_DESCRIPTION OF THE TASK_
Type out all the records word for word. Any pictures are to be left out.

_EXERCISE MATERIAL_
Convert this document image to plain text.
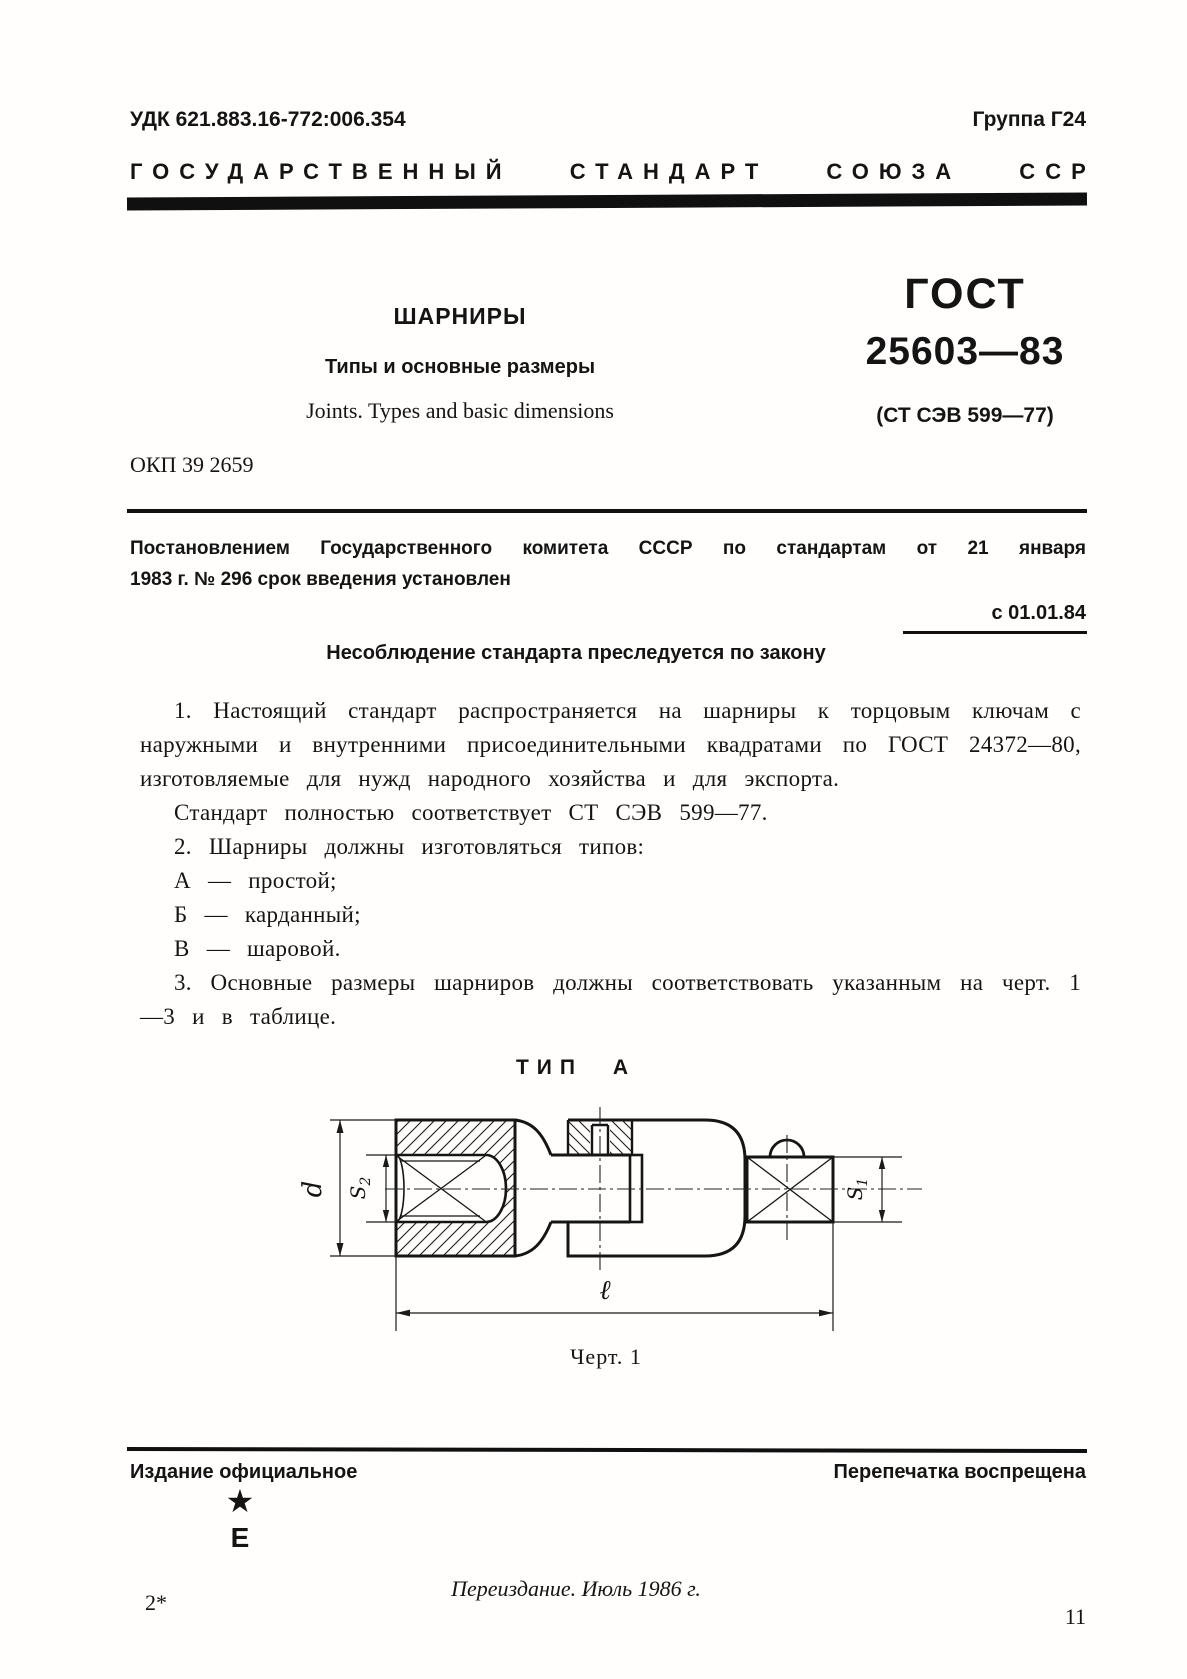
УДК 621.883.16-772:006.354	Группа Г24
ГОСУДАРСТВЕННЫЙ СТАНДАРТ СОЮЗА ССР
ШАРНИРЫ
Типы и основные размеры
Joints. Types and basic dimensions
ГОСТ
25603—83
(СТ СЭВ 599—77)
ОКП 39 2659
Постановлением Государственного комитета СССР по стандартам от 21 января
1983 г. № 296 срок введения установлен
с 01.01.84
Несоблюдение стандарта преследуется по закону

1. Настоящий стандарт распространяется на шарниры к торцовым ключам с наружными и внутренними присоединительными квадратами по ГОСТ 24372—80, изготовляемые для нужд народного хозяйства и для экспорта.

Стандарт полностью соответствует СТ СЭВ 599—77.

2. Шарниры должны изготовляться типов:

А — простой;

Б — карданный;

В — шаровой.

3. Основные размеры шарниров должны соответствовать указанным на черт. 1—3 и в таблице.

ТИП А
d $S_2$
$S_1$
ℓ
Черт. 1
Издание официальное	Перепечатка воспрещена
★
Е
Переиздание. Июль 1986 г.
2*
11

_SOLUTION TO THIS TASK_
Convert this document image to plain text.
УДК 621.883.16-772:006.354	Группа Г24
ГОСУДАРСТВЕННЫЙ СТАНДАРТ СОЮЗА ССР
ШАРНИРЫ
Типы и основные размеры
Joints. Types and basic dimensions
ГОСТ
25603—83
(СТ СЭВ 599—77)
ОКП 39 2659
Постановлением Государственного комитета СССР по стандартам от 21 января
1983 г. № 296 срок введения установлен
с 01.01.84
Несоблюдение стандарта преследуется по закону

1. Настоящий стандарт распространяется на шарниры к торцовым ключам с наружными и внутренними присоединительными квадратами по ГОСТ 24372—80, изготовляемые для нужд народного хозяйства и для экспорта.

Стандарт полностью соответствует СТ СЭВ 599—77.

2. Шарниры должны изготовляться типов:

А — простой;

Б — карданный;

В — шаровой.

3. Основные размеры шарниров должны соответствовать указанным на черт. 1—3 и в таблице.

ТИП А
d $S_2$
$S_1$
ℓ
Черт. 1
Издание официальное	Перепечатка воспрещена
★
Е
Переиздание. Июль 1986 г.
2*
11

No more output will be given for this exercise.